(What to produce): All the data should be repeated exactly. Any image in it is left out.

— Start of Records to use —

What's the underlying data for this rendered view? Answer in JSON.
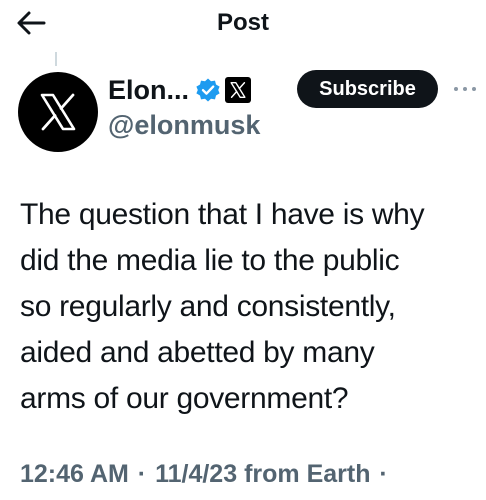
{
  "header": {
    "title": "Post",
    "back_icon": "arrow-left-icon"
  },
  "author": {
    "display_name": "Elon...",
    "handle": "@elonmusk",
    "avatar_icon": "x-logo-icon",
    "verified_icon": "verified-badge-icon",
    "affiliation_icon": "x-logo-icon",
    "badge_color": "#1d9bf0"
  },
  "actions": {
    "subscribe_label": "Subscribe",
    "more_icon": "more-dots-icon"
  },
  "tweet": {
    "lines": [
      "The question that I have is why",
      "did the media lie to the public",
      "so regularly and consistently,",
      "aided and abetted by many",
      "arms of our government?"
    ]
  },
  "meta": {
    "time": "12:46 AM",
    "separator": "·",
    "date": "11/4/23",
    "source": "from Earth",
    "trailing_separator": "·"
  }
}
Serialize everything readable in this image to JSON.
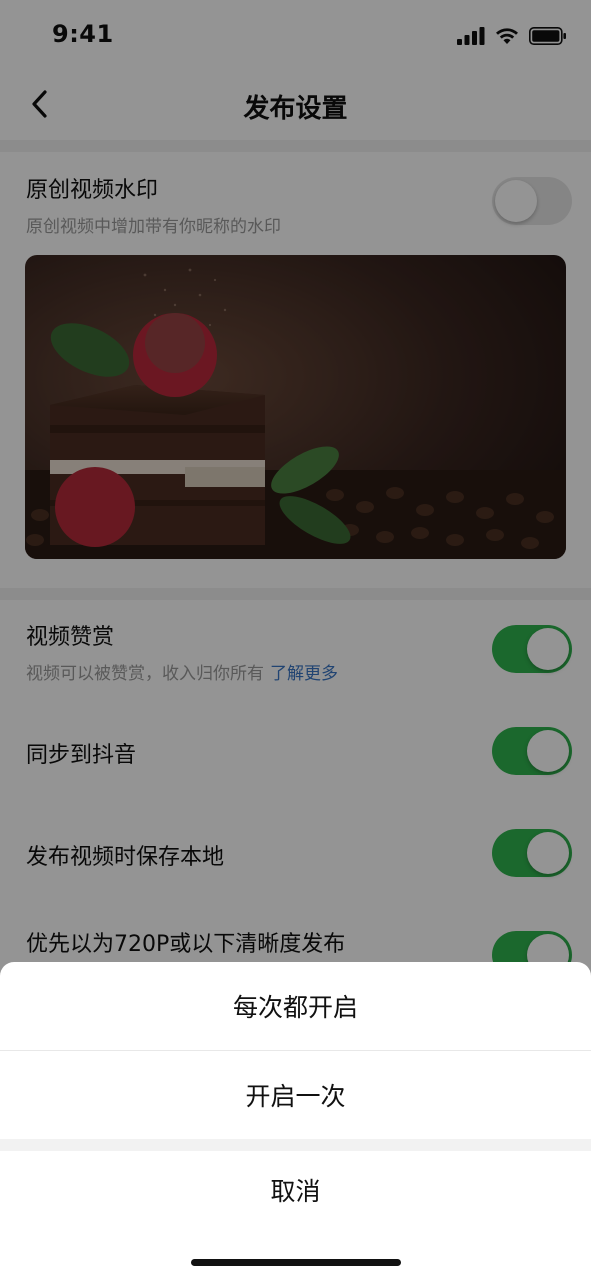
{
  "status_bar": {
    "time": "9:41",
    "icons": [
      "signal-icon",
      "wifi-icon",
      "battery-icon"
    ]
  },
  "nav": {
    "title": "发布设置",
    "back_icon": "chevron-left-icon"
  },
  "watermark": {
    "title": "原创视频水印",
    "subtitle": "原创视频中增加带有你昵称的水印",
    "enabled": false
  },
  "settings": [
    {
      "title": "视频赞赏",
      "subtitle": "视频可以被赞赏，收入归你所有",
      "link": "了解更多",
      "enabled": true
    },
    {
      "title": "同步到抖音",
      "enabled": true
    },
    {
      "title": "发布视频时保存本地",
      "enabled": true
    },
    {
      "title": "优先以为720P或以下清晰度发布",
      "enabled": true
    }
  ],
  "action_sheet": {
    "options": [
      "每次都开启",
      "开启一次"
    ],
    "cancel": "取消"
  },
  "colors": {
    "toggle_on": "#2fb34e",
    "link": "#3a76c4",
    "overlay": "rgba(0,0,0,0.42)"
  }
}
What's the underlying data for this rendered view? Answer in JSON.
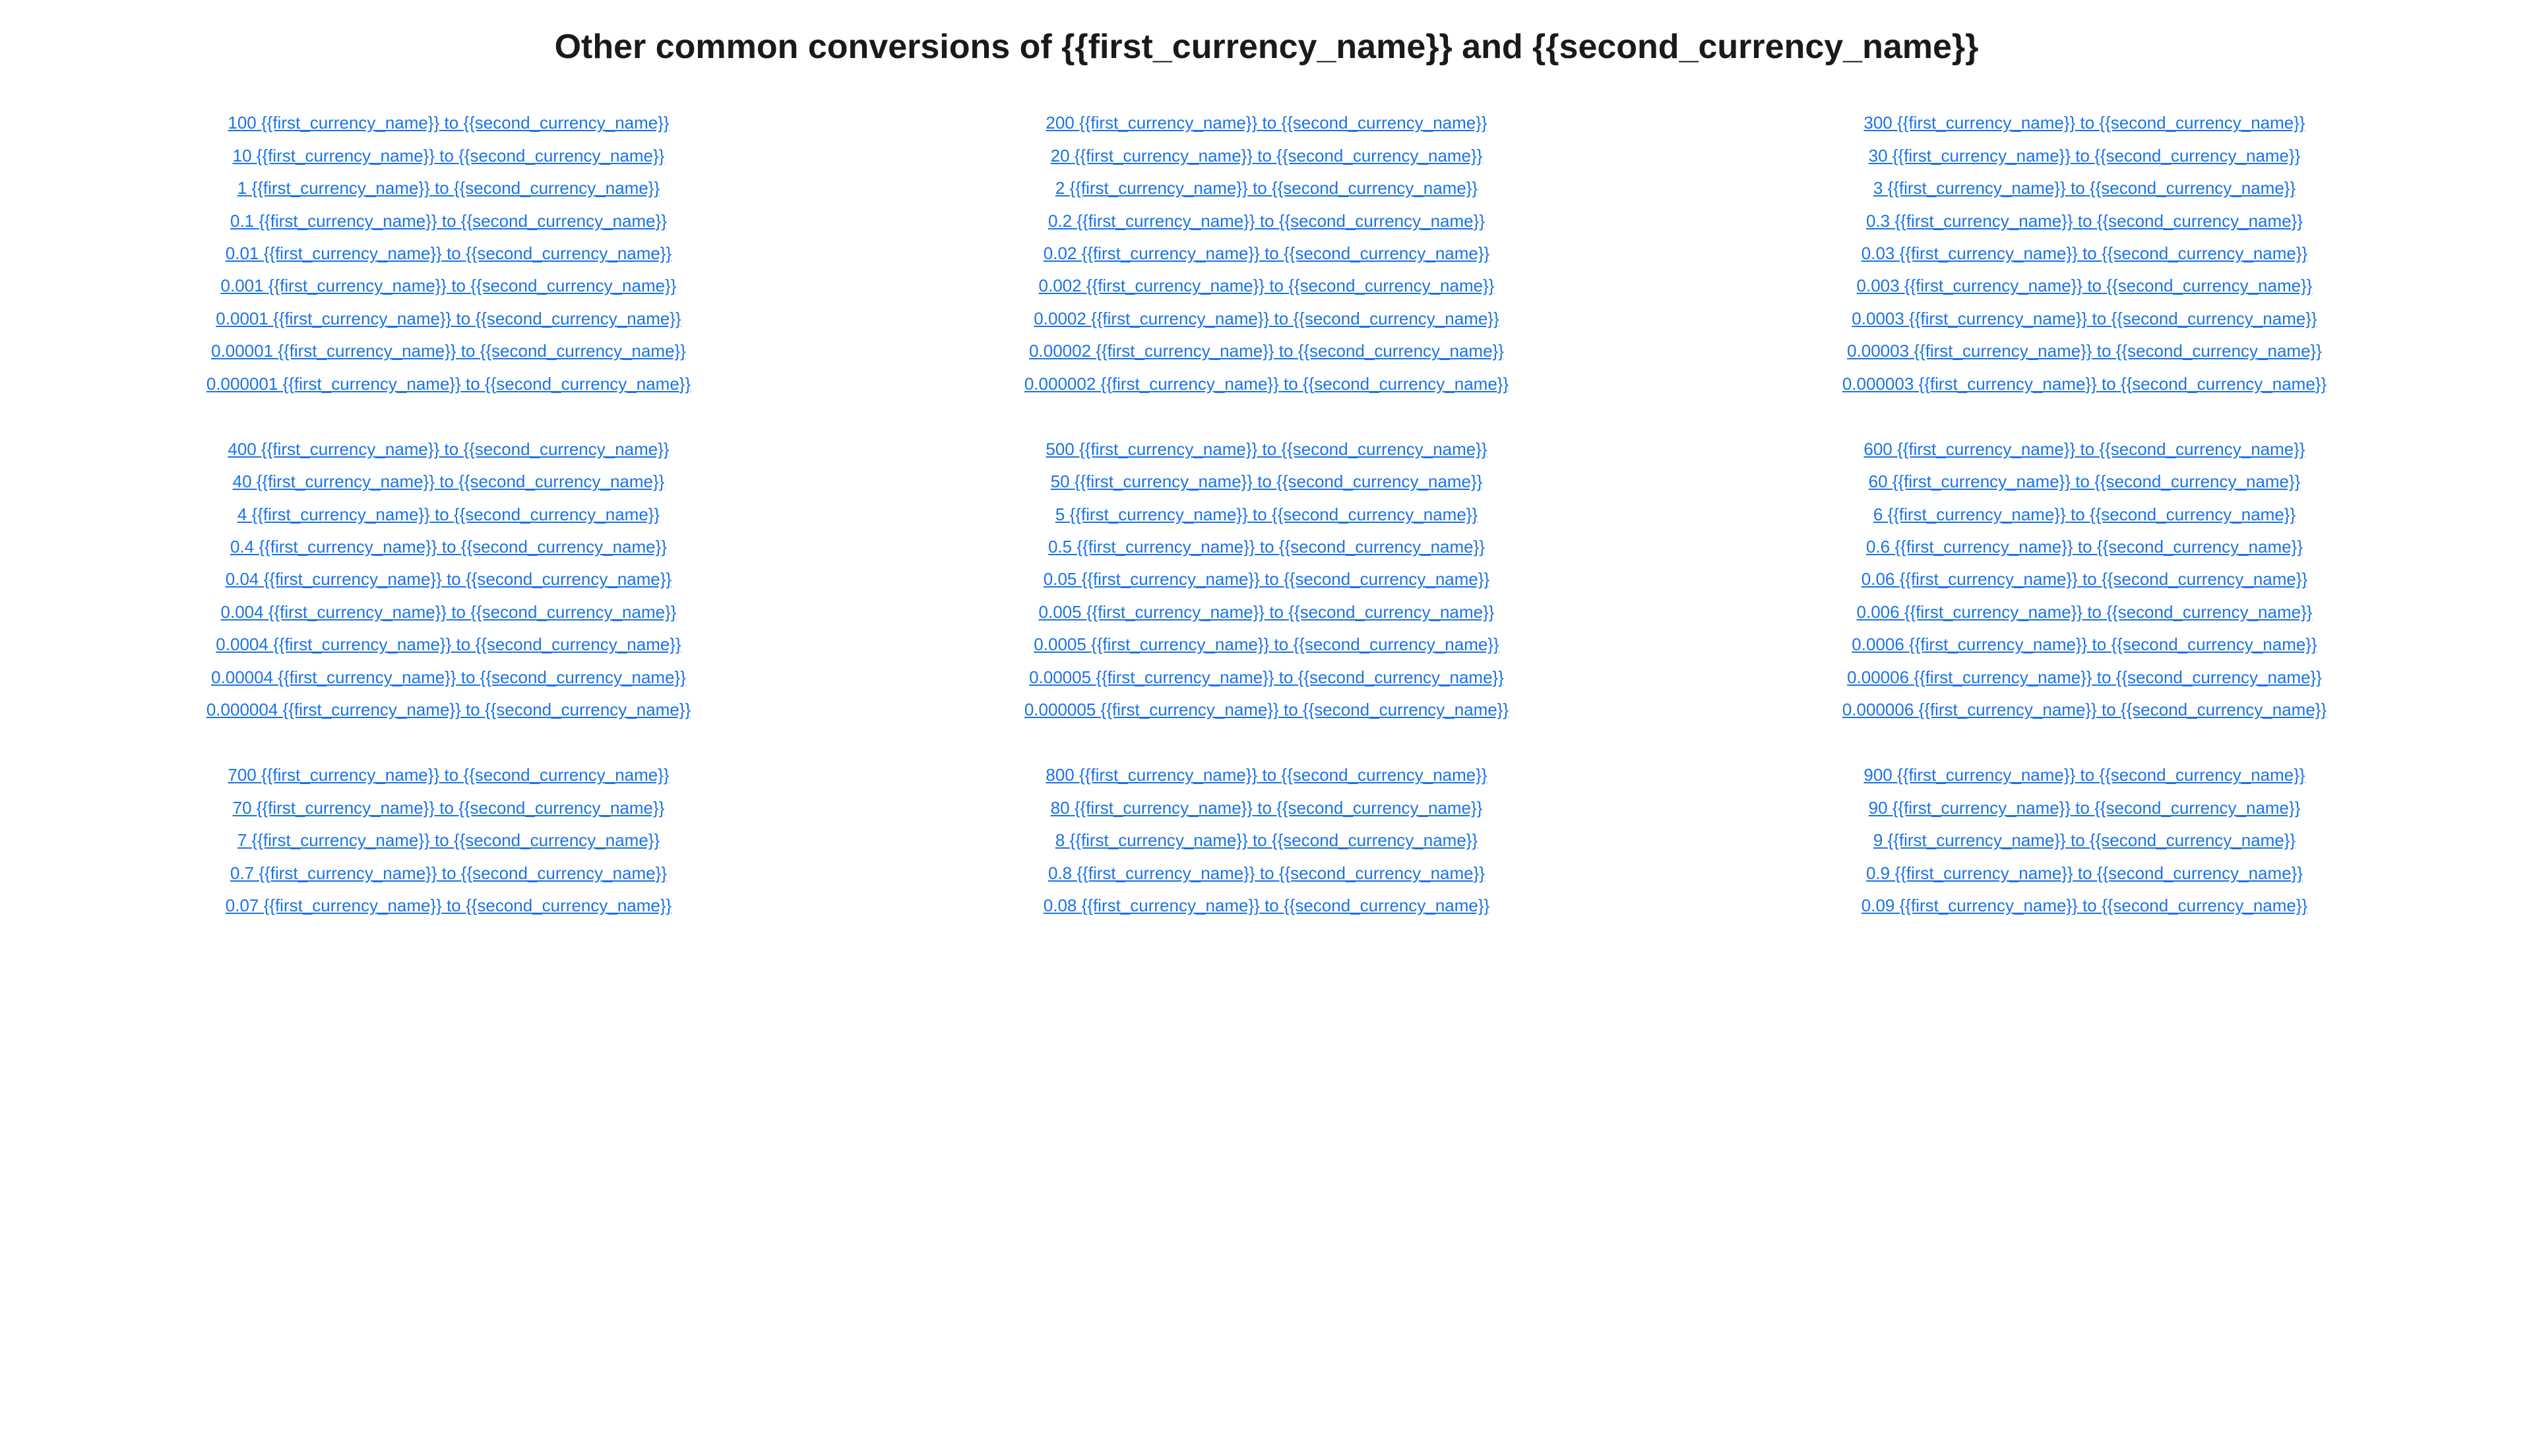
{
  "page": {
    "title": "Other common conversions of {{first_currency_name}} and {{second_currency_name}}"
  },
  "columns": [
    {
      "groups": [
        {
          "links": [
            "100 {{first_currency_name}} to {{second_currency_name}}",
            "10 {{first_currency_name}} to {{second_currency_name}}",
            "1 {{first_currency_name}} to {{second_currency_name}}",
            "0.1 {{first_currency_name}} to {{second_currency_name}}",
            "0.01 {{first_currency_name}} to {{second_currency_name}}",
            "0.001 {{first_currency_name}} to {{second_currency_name}}",
            "0.0001 {{first_currency_name}} to {{second_currency_name}}",
            "0.00001 {{first_currency_name}} to {{second_currency_name}}",
            "0.000001 {{first_currency_name}} to {{second_currency_name}}"
          ]
        },
        {
          "links": [
            "400 {{first_currency_name}} to {{second_currency_name}}",
            "40 {{first_currency_name}} to {{second_currency_name}}",
            "4 {{first_currency_name}} to {{second_currency_name}}",
            "0.4 {{first_currency_name}} to {{second_currency_name}}",
            "0.04 {{first_currency_name}} to {{second_currency_name}}",
            "0.004 {{first_currency_name}} to {{second_currency_name}}",
            "0.0004 {{first_currency_name}} to {{second_currency_name}}",
            "0.00004 {{first_currency_name}} to {{second_currency_name}}",
            "0.000004 {{first_currency_name}} to {{second_currency_name}}"
          ]
        },
        {
          "links": [
            "700 {{first_currency_name}} to {{second_currency_name}}",
            "70 {{first_currency_name}} to {{second_currency_name}}",
            "7 {{first_currency_name}} to {{second_currency_name}}",
            "0.7 {{first_currency_name}} to {{second_currency_name}}",
            "0.07 {{first_currency_name}} to {{second_currency_name}}"
          ]
        }
      ]
    },
    {
      "groups": [
        {
          "links": [
            "200 {{first_currency_name}} to {{second_currency_name}}",
            "20 {{first_currency_name}} to {{second_currency_name}}",
            "2 {{first_currency_name}} to {{second_currency_name}}",
            "0.2 {{first_currency_name}} to {{second_currency_name}}",
            "0.02 {{first_currency_name}} to {{second_currency_name}}",
            "0.002 {{first_currency_name}} to {{second_currency_name}}",
            "0.0002 {{first_currency_name}} to {{second_currency_name}}",
            "0.00002 {{first_currency_name}} to {{second_currency_name}}",
            "0.000002 {{first_currency_name}} to {{second_currency_name}}"
          ]
        },
        {
          "links": [
            "500 {{first_currency_name}} to {{second_currency_name}}",
            "50 {{first_currency_name}} to {{second_currency_name}}",
            "5 {{first_currency_name}} to {{second_currency_name}}",
            "0.5 {{first_currency_name}} to {{second_currency_name}}",
            "0.05 {{first_currency_name}} to {{second_currency_name}}",
            "0.005 {{first_currency_name}} to {{second_currency_name}}",
            "0.0005 {{first_currency_name}} to {{second_currency_name}}",
            "0.00005 {{first_currency_name}} to {{second_currency_name}}",
            "0.000005 {{first_currency_name}} to {{second_currency_name}}"
          ]
        },
        {
          "links": [
            "800 {{first_currency_name}} to {{second_currency_name}}",
            "80 {{first_currency_name}} to {{second_currency_name}}",
            "8 {{first_currency_name}} to {{second_currency_name}}",
            "0.8 {{first_currency_name}} to {{second_currency_name}}",
            "0.08 {{first_currency_name}} to {{second_currency_name}}"
          ]
        }
      ]
    },
    {
      "groups": [
        {
          "links": [
            "300 {{first_currency_name}} to {{second_currency_name}}",
            "30 {{first_currency_name}} to {{second_currency_name}}",
            "3 {{first_currency_name}} to {{second_currency_name}}",
            "0.3 {{first_currency_name}} to {{second_currency_name}}",
            "0.03 {{first_currency_name}} to {{second_currency_name}}",
            "0.003 {{first_currency_name}} to {{second_currency_name}}",
            "0.0003 {{first_currency_name}} to {{second_currency_name}}",
            "0.00003 {{first_currency_name}} to {{second_currency_name}}",
            "0.000003 {{first_currency_name}} to {{second_currency_name}}"
          ]
        },
        {
          "links": [
            "600 {{first_currency_name}} to {{second_currency_name}}",
            "60 {{first_currency_name}} to {{second_currency_name}}",
            "6 {{first_currency_name}} to {{second_currency_name}}",
            "0.6 {{first_currency_name}} to {{second_currency_name}}",
            "0.06 {{first_currency_name}} to {{second_currency_name}}",
            "0.006 {{first_currency_name}} to {{second_currency_name}}",
            "0.0006 {{first_currency_name}} to {{second_currency_name}}",
            "0.00006 {{first_currency_name}} to {{second_currency_name}}",
            "0.000006 {{first_currency_name}} to {{second_currency_name}}"
          ]
        },
        {
          "links": [
            "900 {{first_currency_name}} to {{second_currency_name}}",
            "90 {{first_currency_name}} to {{second_currency_name}}",
            "9 {{first_currency_name}} to {{second_currency_name}}",
            "0.9 {{first_currency_name}} to {{second_currency_name}}",
            "0.09 {{first_currency_name}} to {{second_currency_name}}"
          ]
        }
      ]
    }
  ]
}
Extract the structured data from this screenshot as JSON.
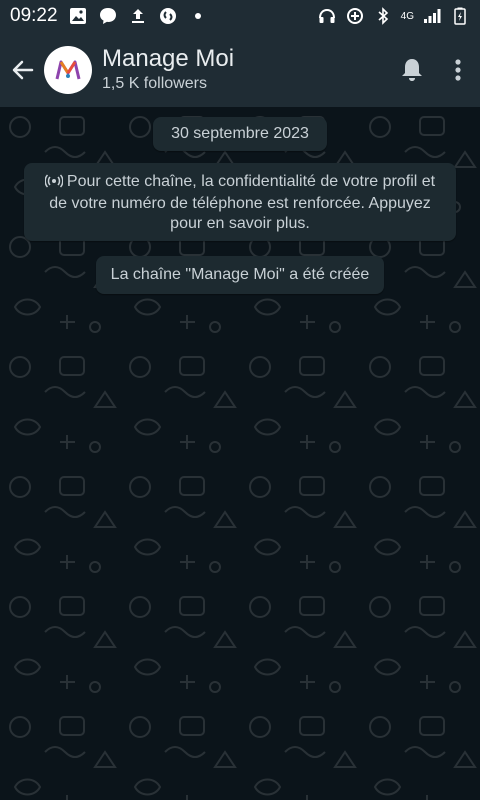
{
  "status_bar": {
    "time": "09:22",
    "network": "4G"
  },
  "header": {
    "title": "Manage Moi",
    "subtitle": "1,5 K followers"
  },
  "messages": {
    "date_chip": "30 septembre 2023",
    "privacy_notice": "Pour cette chaîne, la confidentialité de votre profil et de votre numéro de téléphone est renforcée. Appuyez pour en savoir plus.",
    "created_notice": "La chaîne \"Manage Moi\" a été créée"
  },
  "icons": {
    "back": "arrow-left-icon",
    "bell": "bell-icon",
    "menu": "more-vert-icon",
    "broadcast": "broadcast-icon"
  },
  "colors": {
    "header_bg": "#1f2c34",
    "chat_bg": "#0b141a",
    "bubble_bg": "#1d2a30",
    "avatar_bg": "#ffffff"
  }
}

— End of Records to use —

(Expected answer):
What's the underlying data for this rendered view? Answer in JSON.
{
  "header": {
    "title": "Post",
    "back_icon": "arrow-left-icon"
  },
  "author": {
    "display_name": "Elon...",
    "handle": "@elonmusk",
    "avatar_icon": "x-logo-icon",
    "verified_icon": "verified-badge-icon",
    "affiliation_icon": "x-logo-icon",
    "badge_color": "#1d9bf0"
  },
  "actions": {
    "subscribe_label": "Subscribe",
    "more_icon": "more-dots-icon"
  },
  "tweet": {
    "lines": [
      "The question that I have is why",
      "did the media lie to the public",
      "so regularly and consistently,",
      "aided and abetted by many",
      "arms of our government?"
    ]
  },
  "meta": {
    "time": "12:46 AM",
    "separator": "·",
    "date": "11/4/23",
    "source": "from Earth",
    "trailing_separator": "·"
  }
}
Serialize everything readable in this image to JSON.
{
  "status_bar": {
    "time": "9:41",
    "icons": [
      "signal-icon",
      "wifi-icon",
      "battery-icon"
    ]
  },
  "nav": {
    "title": "发布设置",
    "back_icon": "chevron-left-icon"
  },
  "watermark": {
    "title": "原创视频水印",
    "subtitle": "原创视频中增加带有你昵称的水印",
    "enabled": false
  },
  "settings": [
    {
      "title": "视频赞赏",
      "subtitle": "视频可以被赞赏，收入归你所有",
      "link": "了解更多",
      "enabled": true
    },
    {
      "title": "同步到抖音",
      "enabled": true
    },
    {
      "title": "发布视频时保存本地",
      "enabled": true
    },
    {
      "title": "优先以为720P或以下清晰度发布",
      "enabled": true
    }
  ],
  "action_sheet": {
    "options": [
      "每次都开启",
      "开启一次"
    ],
    "cancel": "取消"
  },
  "colors": {
    "toggle_on": "#2fb34e",
    "link": "#3a76c4",
    "overlay": "rgba(0,0,0,0.42)"
  }
}
What's the underlying data for this rendered view? Answer in JSON.
{
  "page": {
    "title": "Other common conversions of {{first_currency_name}} and {{second_currency_name}}"
  },
  "columns": [
    {
      "groups": [
        {
          "links": [
            "100 {{first_currency_name}} to {{second_currency_name}}",
            "10 {{first_currency_name}} to {{second_currency_name}}",
            "1 {{first_currency_name}} to {{second_currency_name}}",
            "0.1 {{first_currency_name}} to {{second_currency_name}}",
            "0.01 {{first_currency_name}} to {{second_currency_name}}",
            "0.001 {{first_currency_name}} to {{second_currency_name}}",
            "0.0001 {{first_currency_name}} to {{second_currency_name}}",
            "0.00001 {{first_currency_name}} to {{second_currency_name}}",
            "0.000001 {{first_currency_name}} to {{second_currency_name}}"
          ]
        },
        {
          "links": [
            "400 {{first_currency_name}} to {{second_currency_name}}",
            "40 {{first_currency_name}} to {{second_currency_name}}",
            "4 {{first_currency_name}} to {{second_currency_name}}",
            "0.4 {{first_currency_name}} to {{second_currency_name}}",
            "0.04 {{first_currency_name}} to {{second_currency_name}}",
            "0.004 {{first_currency_name}} to {{second_currency_name}}",
            "0.0004 {{first_currency_name}} to {{second_currency_name}}",
            "0.00004 {{first_currency_name}} to {{second_currency_name}}",
            "0.000004 {{first_currency_name}} to {{second_currency_name}}"
          ]
        },
        {
          "links": [
            "700 {{first_currency_name}} to {{second_currency_name}}",
            "70 {{first_currency_name}} to {{second_currency_name}}",
            "7 {{first_currency_name}} to {{second_currency_name}}",
            "0.7 {{first_currency_name}} to {{second_currency_name}}",
            "0.07 {{first_currency_name}} to {{second_currency_name}}"
          ]
        }
      ]
    },
    {
      "groups": [
        {
          "links": [
            "200 {{first_currency_name}} to {{second_currency_name}}",
            "20 {{first_currency_name}} to {{second_currency_name}}",
            "2 {{first_currency_name}} to {{second_currency_name}}",
            "0.2 {{first_currency_name}} to {{second_currency_name}}",
            "0.02 {{first_currency_name}} to {{second_currency_name}}",
            "0.002 {{first_currency_name}} to {{second_currency_name}}",
            "0.0002 {{first_currency_name}} to {{second_currency_name}}",
            "0.00002 {{first_currency_name}} to {{second_currency_name}}",
            "0.000002 {{first_currency_name}} to {{second_currency_name}}"
          ]
        },
        {
          "links": [
            "500 {{first_currency_name}} to {{second_currency_name}}",
            "50 {{first_currency_name}} to {{second_currency_name}}",
            "5 {{first_currency_name}} to {{second_currency_name}}",
            "0.5 {{first_currency_name}} to {{second_currency_name}}",
            "0.05 {{first_currency_name}} to {{second_currency_name}}",
            "0.005 {{first_currency_name}} to {{second_currency_name}}",
            "0.0005 {{first_currency_name}} to {{second_currency_name}}",
            "0.00005 {{first_currency_name}} to {{second_currency_name}}",
            "0.000005 {{first_currency_name}} to {{second_currency_name}}"
          ]
        },
        {
          "links": [
            "800 {{first_currency_name}} to {{second_currency_name}}",
            "80 {{first_currency_name}} to {{second_currency_name}}",
            "8 {{first_currency_name}} to {{second_currency_name}}",
            "0.8 {{first_currency_name}} to {{second_currency_name}}",
            "0.08 {{first_currency_name}} to {{second_currency_name}}"
          ]
        }
      ]
    },
    {
      "groups": [
        {
          "links": [
            "300 {{first_currency_name}} to {{second_currency_name}}",
            "30 {{first_currency_name}} to {{second_currency_name}}",
            "3 {{first_currency_name}} to {{second_currency_name}}",
            "0.3 {{first_currency_name}} to {{second_currency_name}}",
            "0.03 {{first_currency_name}} to {{second_currency_name}}",
            "0.003 {{first_currency_name}} to {{second_currency_name}}",
            "0.0003 {{first_currency_name}} to {{second_currency_name}}",
            "0.00003 {{first_currency_name}} to {{second_currency_name}}",
            "0.000003 {{first_currency_name}} to {{second_currency_name}}"
          ]
        },
        {
          "links": [
            "600 {{first_currency_name}} to {{second_currency_name}}",
            "60 {{first_currency_name}} to {{second_currency_name}}",
            "6 {{first_currency_name}} to {{second_currency_name}}",
            "0.6 {{first_currency_name}} to {{second_currency_name}}",
            "0.06 {{first_currency_name}} to {{second_currency_name}}",
            "0.006 {{first_currency_name}} to {{second_currency_name}}",
            "0.0006 {{first_currency_name}} to {{second_currency_name}}",
            "0.00006 {{first_currency_name}} to {{second_currency_name}}",
            "0.000006 {{first_currency_name}} to {{second_currency_name}}"
          ]
        },
        {
          "links": [
            "900 {{first_currency_name}} to {{second_currency_name}}",
            "90 {{first_currency_name}} to {{second_currency_name}}",
            "9 {{first_currency_name}} to {{second_currency_name}}",
            "0.9 {{first_currency_name}} to {{second_currency_name}}",
            "0.09 {{first_currency_name}} to {{second_currency_name}}"
          ]
        }
      ]
    }
  ]
}
Extract the structured data from this screenshot as JSON.
{
  "status_bar": {
    "time": "09:22",
    "network": "4G"
  },
  "header": {
    "title": "Manage Moi",
    "subtitle": "1,5 K followers"
  },
  "messages": {
    "date_chip": "30 septembre 2023",
    "privacy_notice": "Pour cette chaîne, la confidentialité de votre profil et de votre numéro de téléphone est renforcée. Appuyez pour en savoir plus.",
    "created_notice": "La chaîne \"Manage Moi\" a été créée"
  },
  "icons": {
    "back": "arrow-left-icon",
    "bell": "bell-icon",
    "menu": "more-vert-icon",
    "broadcast": "broadcast-icon"
  },
  "colors": {
    "header_bg": "#1f2c34",
    "chat_bg": "#0b141a",
    "bubble_bg": "#1d2a30",
    "avatar_bg": "#ffffff"
  }
}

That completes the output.